**Goal of the exercise**:
Extract the full set of records, then give each one again exactly.

**The data**:
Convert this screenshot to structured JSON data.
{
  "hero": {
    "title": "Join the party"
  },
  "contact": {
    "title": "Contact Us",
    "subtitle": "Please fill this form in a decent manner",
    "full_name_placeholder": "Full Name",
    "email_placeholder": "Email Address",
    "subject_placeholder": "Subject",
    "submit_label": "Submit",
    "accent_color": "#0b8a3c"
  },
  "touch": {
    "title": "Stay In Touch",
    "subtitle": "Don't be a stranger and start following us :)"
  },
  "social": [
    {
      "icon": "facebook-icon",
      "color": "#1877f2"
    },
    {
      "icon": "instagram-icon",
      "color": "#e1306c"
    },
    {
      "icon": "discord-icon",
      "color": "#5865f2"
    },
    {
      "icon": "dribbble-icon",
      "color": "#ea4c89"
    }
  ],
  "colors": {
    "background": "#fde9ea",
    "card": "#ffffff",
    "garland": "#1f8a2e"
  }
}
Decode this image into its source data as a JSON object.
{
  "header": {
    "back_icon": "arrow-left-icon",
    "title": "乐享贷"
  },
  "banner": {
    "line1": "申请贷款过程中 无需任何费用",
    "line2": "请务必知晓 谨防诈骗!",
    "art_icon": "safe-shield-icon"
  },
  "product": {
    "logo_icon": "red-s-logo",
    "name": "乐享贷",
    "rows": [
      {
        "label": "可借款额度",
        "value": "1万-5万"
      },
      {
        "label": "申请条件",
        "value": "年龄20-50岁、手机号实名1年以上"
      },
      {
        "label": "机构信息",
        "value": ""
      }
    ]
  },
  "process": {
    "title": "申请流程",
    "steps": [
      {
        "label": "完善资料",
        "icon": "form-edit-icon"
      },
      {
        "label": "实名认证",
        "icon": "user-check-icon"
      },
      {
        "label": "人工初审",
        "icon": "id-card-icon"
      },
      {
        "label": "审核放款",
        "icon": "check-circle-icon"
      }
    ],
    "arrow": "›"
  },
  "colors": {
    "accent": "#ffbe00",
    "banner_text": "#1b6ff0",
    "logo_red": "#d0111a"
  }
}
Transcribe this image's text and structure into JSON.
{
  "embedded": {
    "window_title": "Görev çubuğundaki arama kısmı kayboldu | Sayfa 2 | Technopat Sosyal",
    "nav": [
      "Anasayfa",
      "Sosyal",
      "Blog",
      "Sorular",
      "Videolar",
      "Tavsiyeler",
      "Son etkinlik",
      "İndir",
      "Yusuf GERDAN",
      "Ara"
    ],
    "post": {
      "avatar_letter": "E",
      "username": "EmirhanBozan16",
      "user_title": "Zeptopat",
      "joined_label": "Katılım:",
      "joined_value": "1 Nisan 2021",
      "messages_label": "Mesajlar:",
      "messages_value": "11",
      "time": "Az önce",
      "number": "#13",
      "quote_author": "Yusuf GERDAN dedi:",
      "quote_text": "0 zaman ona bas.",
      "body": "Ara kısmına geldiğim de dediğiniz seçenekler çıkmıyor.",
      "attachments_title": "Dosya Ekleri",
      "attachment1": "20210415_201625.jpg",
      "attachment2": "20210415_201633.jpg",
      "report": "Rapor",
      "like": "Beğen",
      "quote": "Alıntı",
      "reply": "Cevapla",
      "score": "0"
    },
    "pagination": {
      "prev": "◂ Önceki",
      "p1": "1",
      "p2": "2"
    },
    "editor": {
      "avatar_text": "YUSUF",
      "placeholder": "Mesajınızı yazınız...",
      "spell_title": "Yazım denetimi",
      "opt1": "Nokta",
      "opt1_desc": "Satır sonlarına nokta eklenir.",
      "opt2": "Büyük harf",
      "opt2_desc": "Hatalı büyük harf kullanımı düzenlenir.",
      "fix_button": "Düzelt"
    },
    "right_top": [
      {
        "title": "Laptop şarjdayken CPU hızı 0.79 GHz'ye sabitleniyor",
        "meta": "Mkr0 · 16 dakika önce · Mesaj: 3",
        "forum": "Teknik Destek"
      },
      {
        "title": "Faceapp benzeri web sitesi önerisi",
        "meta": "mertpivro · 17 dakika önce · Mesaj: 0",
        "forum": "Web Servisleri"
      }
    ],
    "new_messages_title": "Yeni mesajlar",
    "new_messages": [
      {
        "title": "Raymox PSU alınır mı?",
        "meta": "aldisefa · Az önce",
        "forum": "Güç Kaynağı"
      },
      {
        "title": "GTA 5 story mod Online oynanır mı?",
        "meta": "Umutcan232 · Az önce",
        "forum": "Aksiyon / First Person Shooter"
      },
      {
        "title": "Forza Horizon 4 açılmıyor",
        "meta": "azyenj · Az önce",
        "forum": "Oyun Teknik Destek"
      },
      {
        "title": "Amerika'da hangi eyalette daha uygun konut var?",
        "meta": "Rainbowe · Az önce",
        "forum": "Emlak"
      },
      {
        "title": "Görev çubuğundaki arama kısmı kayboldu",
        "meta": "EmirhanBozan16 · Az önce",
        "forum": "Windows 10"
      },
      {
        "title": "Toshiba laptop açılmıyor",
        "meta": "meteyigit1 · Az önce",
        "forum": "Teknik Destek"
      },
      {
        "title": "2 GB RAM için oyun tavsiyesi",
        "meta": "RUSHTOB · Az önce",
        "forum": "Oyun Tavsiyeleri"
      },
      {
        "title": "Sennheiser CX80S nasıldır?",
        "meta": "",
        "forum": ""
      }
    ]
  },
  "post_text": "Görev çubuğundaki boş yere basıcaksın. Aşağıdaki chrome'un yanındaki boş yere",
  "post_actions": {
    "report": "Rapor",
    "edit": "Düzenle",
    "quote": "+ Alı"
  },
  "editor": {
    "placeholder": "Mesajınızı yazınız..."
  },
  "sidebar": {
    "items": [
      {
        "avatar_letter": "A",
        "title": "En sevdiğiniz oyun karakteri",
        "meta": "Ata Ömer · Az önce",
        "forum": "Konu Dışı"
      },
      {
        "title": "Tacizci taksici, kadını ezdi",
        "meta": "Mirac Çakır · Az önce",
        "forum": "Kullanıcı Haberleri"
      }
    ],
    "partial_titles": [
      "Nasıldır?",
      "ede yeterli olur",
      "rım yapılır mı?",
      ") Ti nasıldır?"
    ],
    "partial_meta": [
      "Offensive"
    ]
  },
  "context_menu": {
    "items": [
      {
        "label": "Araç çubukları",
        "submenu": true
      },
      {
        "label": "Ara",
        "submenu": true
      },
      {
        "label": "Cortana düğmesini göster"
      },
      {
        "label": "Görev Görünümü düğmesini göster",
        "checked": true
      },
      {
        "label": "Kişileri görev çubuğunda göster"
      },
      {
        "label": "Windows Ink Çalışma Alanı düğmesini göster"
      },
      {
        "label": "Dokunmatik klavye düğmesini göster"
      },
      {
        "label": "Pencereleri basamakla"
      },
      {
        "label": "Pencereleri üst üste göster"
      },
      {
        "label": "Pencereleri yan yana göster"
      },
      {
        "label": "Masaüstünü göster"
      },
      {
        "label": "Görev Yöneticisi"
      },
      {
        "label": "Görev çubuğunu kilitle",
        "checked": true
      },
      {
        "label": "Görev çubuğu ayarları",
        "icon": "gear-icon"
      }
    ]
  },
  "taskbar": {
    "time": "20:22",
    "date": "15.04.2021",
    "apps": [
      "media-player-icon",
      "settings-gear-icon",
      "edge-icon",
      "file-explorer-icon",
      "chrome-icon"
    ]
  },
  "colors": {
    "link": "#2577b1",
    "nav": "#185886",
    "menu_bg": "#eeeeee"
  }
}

**Solution for this problem**:
Convert this screenshot to structured JSON data.
{
  "hero": {
    "title": "Join the party"
  },
  "contact": {
    "title": "Contact Us",
    "subtitle": "Please fill this form in a decent manner",
    "full_name_placeholder": "Full Name",
    "email_placeholder": "Email Address",
    "subject_placeholder": "Subject",
    "submit_label": "Submit",
    "accent_color": "#0b8a3c"
  },
  "touch": {
    "title": "Stay In Touch",
    "subtitle": "Don't be a stranger and start following us :)"
  },
  "social": [
    {
      "icon": "facebook-icon",
      "color": "#1877f2"
    },
    {
      "icon": "instagram-icon",
      "color": "#e1306c"
    },
    {
      "icon": "discord-icon",
      "color": "#5865f2"
    },
    {
      "icon": "dribbble-icon",
      "color": "#ea4c89"
    }
  ],
  "colors": {
    "background": "#fde9ea",
    "card": "#ffffff",
    "garland": "#1f8a2e"
  }
}
Decode this image into its source data as a JSON object.
{
  "header": {
    "back_icon": "arrow-left-icon",
    "title": "乐享贷"
  },
  "banner": {
    "line1": "申请贷款过程中 无需任何费用",
    "line2": "请务必知晓 谨防诈骗!",
    "art_icon": "safe-shield-icon"
  },
  "product": {
    "logo_icon": "red-s-logo",
    "name": "乐享贷",
    "rows": [
      {
        "label": "可借款额度",
        "value": "1万-5万"
      },
      {
        "label": "申请条件",
        "value": "年龄20-50岁、手机号实名1年以上"
      },
      {
        "label": "机构信息",
        "value": ""
      }
    ]
  },
  "process": {
    "title": "申请流程",
    "steps": [
      {
        "label": "完善资料",
        "icon": "form-edit-icon"
      },
      {
        "label": "实名认证",
        "icon": "user-check-icon"
      },
      {
        "label": "人工初审",
        "icon": "id-card-icon"
      },
      {
        "label": "审核放款",
        "icon": "check-circle-icon"
      }
    ],
    "arrow": "›"
  },
  "colors": {
    "accent": "#ffbe00",
    "banner_text": "#1b6ff0",
    "logo_red": "#d0111a"
  }
}
Transcribe this image's text and structure into JSON.
{
  "embedded": {
    "window_title": "Görev çubuğundaki arama kısmı kayboldu | Sayfa 2 | Technopat Sosyal",
    "nav": [
      "Anasayfa",
      "Sosyal",
      "Blog",
      "Sorular",
      "Videolar",
      "Tavsiyeler",
      "Son etkinlik",
      "İndir",
      "Yusuf GERDAN",
      "Ara"
    ],
    "post": {
      "avatar_letter": "E",
      "username": "EmirhanBozan16",
      "user_title": "Zeptopat",
      "joined_label": "Katılım:",
      "joined_value": "1 Nisan 2021",
      "messages_label": "Mesajlar:",
      "messages_value": "11",
      "time": "Az önce",
      "number": "#13",
      "quote_author": "Yusuf GERDAN dedi:",
      "quote_text": "0 zaman ona bas.",
      "body": "Ara kısmına geldiğim de dediğiniz seçenekler çıkmıyor.",
      "attachments_title": "Dosya Ekleri",
      "attachment1": "20210415_201625.jpg",
      "attachment2": "20210415_201633.jpg",
      "report": "Rapor",
      "like": "Beğen",
      "quote": "Alıntı",
      "reply": "Cevapla",
      "score": "0"
    },
    "pagination": {
      "prev": "◂ Önceki",
      "p1": "1",
      "p2": "2"
    },
    "editor": {
      "avatar_text": "YUSUF",
      "placeholder": "Mesajınızı yazınız...",
      "spell_title": "Yazım denetimi",
      "opt1": "Nokta",
      "opt1_desc": "Satır sonlarına nokta eklenir.",
      "opt2": "Büyük harf",
      "opt2_desc": "Hatalı büyük harf kullanımı düzenlenir.",
      "fix_button": "Düzelt"
    },
    "right_top": [
      {
        "title": "Laptop şarjdayken CPU hızı 0.79 GHz'ye sabitleniyor",
        "meta": "Mkr0 · 16 dakika önce · Mesaj: 3",
        "forum": "Teknik Destek"
      },
      {
        "title": "Faceapp benzeri web sitesi önerisi",
        "meta": "mertpivro · 17 dakika önce · Mesaj: 0",
        "forum": "Web Servisleri"
      }
    ],
    "new_messages_title": "Yeni mesajlar",
    "new_messages": [
      {
        "title": "Raymox PSU alınır mı?",
        "meta": "aldisefa · Az önce",
        "forum": "Güç Kaynağı"
      },
      {
        "title": "GTA 5 story mod Online oynanır mı?",
        "meta": "Umutcan232 · Az önce",
        "forum": "Aksiyon / First Person Shooter"
      },
      {
        "title": "Forza Horizon 4 açılmıyor",
        "meta": "azyenj · Az önce",
        "forum": "Oyun Teknik Destek"
      },
      {
        "title": "Amerika'da hangi eyalette daha uygun konut var?",
        "meta": "Rainbowe · Az önce",
        "forum": "Emlak"
      },
      {
        "title": "Görev çubuğundaki arama kısmı kayboldu",
        "meta": "EmirhanBozan16 · Az önce",
        "forum": "Windows 10"
      },
      {
        "title": "Toshiba laptop açılmıyor",
        "meta": "meteyigit1 · Az önce",
        "forum": "Teknik Destek"
      },
      {
        "title": "2 GB RAM için oyun tavsiyesi",
        "meta": "RUSHTOB · Az önce",
        "forum": "Oyun Tavsiyeleri"
      },
      {
        "title": "Sennheiser CX80S nasıldır?",
        "meta": "",
        "forum": ""
      }
    ]
  },
  "post_text": "Görev çubuğundaki boş yere basıcaksın. Aşağıdaki chrome'un yanındaki boş yere",
  "post_actions": {
    "report": "Rapor",
    "edit": "Düzenle",
    "quote": "+ Alı"
  },
  "editor": {
    "placeholder": "Mesajınızı yazınız..."
  },
  "sidebar": {
    "items": [
      {
        "avatar_letter": "A",
        "title": "En sevdiğiniz oyun karakteri",
        "meta": "Ata Ömer · Az önce",
        "forum": "Konu Dışı"
      },
      {
        "title": "Tacizci taksici, kadını ezdi",
        "meta": "Mirac Çakır · Az önce",
        "forum": "Kullanıcı Haberleri"
      }
    ],
    "partial_titles": [
      "Nasıldır?",
      "ede yeterli olur",
      "rım yapılır mı?",
      ") Ti nasıldır?"
    ],
    "partial_meta": [
      "Offensive"
    ]
  },
  "context_menu": {
    "items": [
      {
        "label": "Araç çubukları",
        "submenu": true
      },
      {
        "label": "Ara",
        "submenu": true
      },
      {
        "label": "Cortana düğmesini göster"
      },
      {
        "label": "Görev Görünümü düğmesini göster",
        "checked": true
      },
      {
        "label": "Kişileri görev çubuğunda göster"
      },
      {
        "label": "Windows Ink Çalışma Alanı düğmesini göster"
      },
      {
        "label": "Dokunmatik klavye düğmesini göster"
      },
      {
        "label": "Pencereleri basamakla"
      },
      {
        "label": "Pencereleri üst üste göster"
      },
      {
        "label": "Pencereleri yan yana göster"
      },
      {
        "label": "Masaüstünü göster"
      },
      {
        "label": "Görev Yöneticisi"
      },
      {
        "label": "Görev çubuğunu kilitle",
        "checked": true
      },
      {
        "label": "Görev çubuğu ayarları",
        "icon": "gear-icon"
      }
    ]
  },
  "taskbar": {
    "time": "20:22",
    "date": "15.04.2021",
    "apps": [
      "media-player-icon",
      "settings-gear-icon",
      "edge-icon",
      "file-explorer-icon",
      "chrome-icon"
    ]
  },
  "colors": {
    "link": "#2577b1",
    "nav": "#185886",
    "menu_bg": "#eeeeee"
  }
}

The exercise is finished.